#### WHAT NEEDS TO BE DONE:
Lines containing the word "right" are to be located and copied.

#### INPUT FOR THIS TASK:
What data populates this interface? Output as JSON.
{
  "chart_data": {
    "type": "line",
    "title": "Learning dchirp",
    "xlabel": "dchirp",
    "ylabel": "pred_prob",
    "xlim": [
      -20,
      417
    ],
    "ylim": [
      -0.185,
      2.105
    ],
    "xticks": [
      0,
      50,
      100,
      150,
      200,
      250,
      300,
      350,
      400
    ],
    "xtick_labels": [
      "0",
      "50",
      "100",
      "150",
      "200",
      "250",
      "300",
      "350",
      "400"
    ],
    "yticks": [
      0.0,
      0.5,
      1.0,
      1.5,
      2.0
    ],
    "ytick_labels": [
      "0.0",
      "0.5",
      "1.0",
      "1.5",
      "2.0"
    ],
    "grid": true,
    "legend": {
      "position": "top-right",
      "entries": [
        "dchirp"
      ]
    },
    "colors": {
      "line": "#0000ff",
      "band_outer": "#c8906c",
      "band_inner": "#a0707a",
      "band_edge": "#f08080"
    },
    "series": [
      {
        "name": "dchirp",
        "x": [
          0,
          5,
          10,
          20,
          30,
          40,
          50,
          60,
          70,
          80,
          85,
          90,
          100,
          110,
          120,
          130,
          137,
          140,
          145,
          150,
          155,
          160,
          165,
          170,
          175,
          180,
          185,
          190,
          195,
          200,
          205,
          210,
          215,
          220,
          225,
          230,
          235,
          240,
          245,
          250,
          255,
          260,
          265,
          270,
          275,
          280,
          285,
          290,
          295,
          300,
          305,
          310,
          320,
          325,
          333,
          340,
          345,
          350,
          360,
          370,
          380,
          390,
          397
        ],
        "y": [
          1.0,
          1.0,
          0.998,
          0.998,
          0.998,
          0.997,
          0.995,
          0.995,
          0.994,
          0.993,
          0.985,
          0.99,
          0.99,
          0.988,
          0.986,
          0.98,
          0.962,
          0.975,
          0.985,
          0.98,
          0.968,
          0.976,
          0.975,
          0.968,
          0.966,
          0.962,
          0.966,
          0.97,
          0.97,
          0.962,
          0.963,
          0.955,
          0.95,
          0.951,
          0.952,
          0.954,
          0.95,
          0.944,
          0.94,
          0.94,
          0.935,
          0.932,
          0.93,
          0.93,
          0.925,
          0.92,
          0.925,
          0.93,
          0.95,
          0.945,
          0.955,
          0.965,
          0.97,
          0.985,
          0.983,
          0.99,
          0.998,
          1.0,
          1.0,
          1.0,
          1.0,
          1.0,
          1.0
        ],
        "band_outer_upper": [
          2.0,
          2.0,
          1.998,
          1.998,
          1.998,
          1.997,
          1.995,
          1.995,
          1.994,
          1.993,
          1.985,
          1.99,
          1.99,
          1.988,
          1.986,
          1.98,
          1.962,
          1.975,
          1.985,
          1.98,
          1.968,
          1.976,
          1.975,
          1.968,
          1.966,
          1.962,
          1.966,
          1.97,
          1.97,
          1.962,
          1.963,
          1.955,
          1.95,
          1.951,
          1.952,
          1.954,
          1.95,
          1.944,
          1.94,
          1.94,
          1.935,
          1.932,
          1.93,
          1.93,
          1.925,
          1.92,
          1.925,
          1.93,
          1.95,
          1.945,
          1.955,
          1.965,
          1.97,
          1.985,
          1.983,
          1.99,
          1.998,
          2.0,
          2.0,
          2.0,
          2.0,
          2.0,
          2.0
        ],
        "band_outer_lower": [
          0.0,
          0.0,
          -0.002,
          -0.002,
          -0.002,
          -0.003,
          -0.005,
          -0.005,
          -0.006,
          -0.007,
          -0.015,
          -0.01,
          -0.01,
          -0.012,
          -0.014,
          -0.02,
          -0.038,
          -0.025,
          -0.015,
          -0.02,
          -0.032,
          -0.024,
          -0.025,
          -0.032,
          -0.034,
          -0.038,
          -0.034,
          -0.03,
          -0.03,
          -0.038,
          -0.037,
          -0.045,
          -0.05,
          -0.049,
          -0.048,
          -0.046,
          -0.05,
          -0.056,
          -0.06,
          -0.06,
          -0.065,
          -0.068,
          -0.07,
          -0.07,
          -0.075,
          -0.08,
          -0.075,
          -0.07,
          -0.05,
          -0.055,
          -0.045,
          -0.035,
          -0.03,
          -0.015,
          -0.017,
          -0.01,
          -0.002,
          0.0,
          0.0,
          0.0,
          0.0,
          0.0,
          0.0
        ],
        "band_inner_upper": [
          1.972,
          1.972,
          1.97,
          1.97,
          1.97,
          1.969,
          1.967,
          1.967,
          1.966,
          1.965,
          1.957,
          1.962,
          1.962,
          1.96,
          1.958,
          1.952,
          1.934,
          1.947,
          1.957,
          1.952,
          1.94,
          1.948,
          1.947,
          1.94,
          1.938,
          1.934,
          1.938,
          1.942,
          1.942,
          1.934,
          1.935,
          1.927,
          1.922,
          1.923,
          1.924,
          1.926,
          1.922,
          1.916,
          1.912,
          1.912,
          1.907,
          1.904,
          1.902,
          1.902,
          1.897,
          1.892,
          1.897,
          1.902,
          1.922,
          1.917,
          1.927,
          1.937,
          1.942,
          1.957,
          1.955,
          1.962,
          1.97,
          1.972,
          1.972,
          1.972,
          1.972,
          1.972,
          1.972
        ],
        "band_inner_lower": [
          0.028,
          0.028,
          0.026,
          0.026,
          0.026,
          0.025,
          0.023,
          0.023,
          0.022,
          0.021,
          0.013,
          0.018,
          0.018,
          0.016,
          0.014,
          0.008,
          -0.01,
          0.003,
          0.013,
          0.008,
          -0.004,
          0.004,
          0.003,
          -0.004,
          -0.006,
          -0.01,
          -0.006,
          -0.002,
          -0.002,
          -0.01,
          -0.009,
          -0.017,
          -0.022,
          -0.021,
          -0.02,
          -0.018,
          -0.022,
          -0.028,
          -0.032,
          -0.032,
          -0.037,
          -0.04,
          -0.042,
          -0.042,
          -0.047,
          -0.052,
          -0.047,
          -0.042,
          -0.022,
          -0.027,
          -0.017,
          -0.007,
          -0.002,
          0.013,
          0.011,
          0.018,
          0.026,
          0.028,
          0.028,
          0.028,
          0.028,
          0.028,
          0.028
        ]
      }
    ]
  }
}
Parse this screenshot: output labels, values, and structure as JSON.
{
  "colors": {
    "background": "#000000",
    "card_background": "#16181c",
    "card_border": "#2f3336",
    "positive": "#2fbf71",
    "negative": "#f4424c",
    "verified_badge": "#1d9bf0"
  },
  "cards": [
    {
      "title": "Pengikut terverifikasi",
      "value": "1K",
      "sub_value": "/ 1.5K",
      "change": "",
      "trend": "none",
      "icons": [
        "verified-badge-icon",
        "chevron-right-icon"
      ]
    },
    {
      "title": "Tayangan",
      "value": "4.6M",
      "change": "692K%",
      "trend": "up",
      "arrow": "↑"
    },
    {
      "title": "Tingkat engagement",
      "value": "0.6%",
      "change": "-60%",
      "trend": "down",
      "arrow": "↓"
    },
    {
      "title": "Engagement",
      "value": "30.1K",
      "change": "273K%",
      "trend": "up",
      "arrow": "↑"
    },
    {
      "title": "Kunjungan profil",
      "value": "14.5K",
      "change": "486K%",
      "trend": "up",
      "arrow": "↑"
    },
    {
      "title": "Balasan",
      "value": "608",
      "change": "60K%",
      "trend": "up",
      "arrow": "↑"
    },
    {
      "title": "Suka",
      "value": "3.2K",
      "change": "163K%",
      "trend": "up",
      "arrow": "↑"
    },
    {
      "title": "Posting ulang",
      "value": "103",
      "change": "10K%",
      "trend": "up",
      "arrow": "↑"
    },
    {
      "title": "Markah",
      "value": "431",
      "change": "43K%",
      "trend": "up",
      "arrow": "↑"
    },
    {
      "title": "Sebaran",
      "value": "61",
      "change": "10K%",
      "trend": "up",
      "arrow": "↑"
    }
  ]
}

#### SOLUTION TO THIS PROBLEM:
      "position": "top-right",
        "chevron-right-icon"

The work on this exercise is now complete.